**What the task asks**:
Using the records provided below, locate and copy each line that contains the word "this".

____ Dataset excerpts

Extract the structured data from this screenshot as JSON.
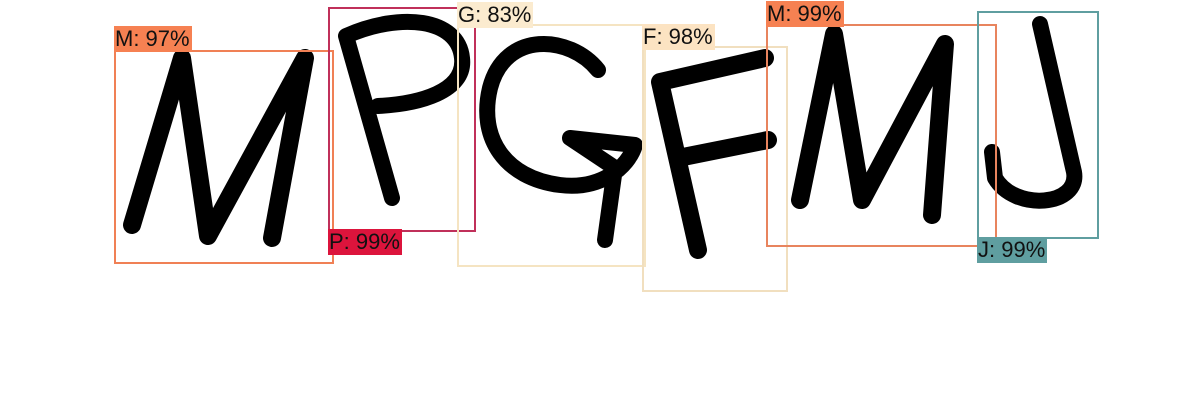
{
  "detections": [
    {
      "char": "M",
      "label": "M: 97%",
      "confidence": 0.97,
      "color": "#F08055",
      "label_bg": "#F68152"
    },
    {
      "char": "P",
      "label": "P: 99%",
      "confidence": 0.99,
      "color": "#C0305A",
      "label_bg": "#DC143C"
    },
    {
      "char": "G",
      "label": "G: 83%",
      "confidence": 0.83,
      "color": "#F5E4C2",
      "label_bg": "#FBEBCF"
    },
    {
      "char": "F",
      "label": "F: 98%",
      "confidence": 0.98,
      "color": "#F1DFBF",
      "label_bg": "#FCE3C2"
    },
    {
      "char": "M",
      "label": "M: 99%",
      "confidence": 0.99,
      "color": "#E8845E",
      "label_bg": "#F68152"
    },
    {
      "char": "J",
      "label": "J: 99%",
      "confidence": 0.99,
      "color": "#5F9EA0",
      "label_bg": "#5F9EA0"
    }
  ]
}
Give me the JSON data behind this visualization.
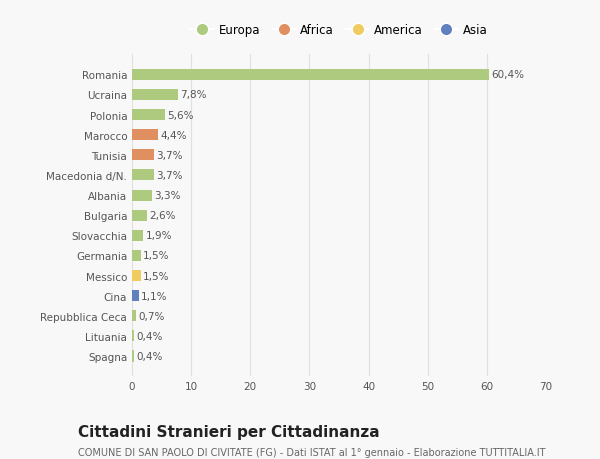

________

**Task result**:
Extract the structured data from this screenshot as JSON.
Give me the JSON data behind this visualization.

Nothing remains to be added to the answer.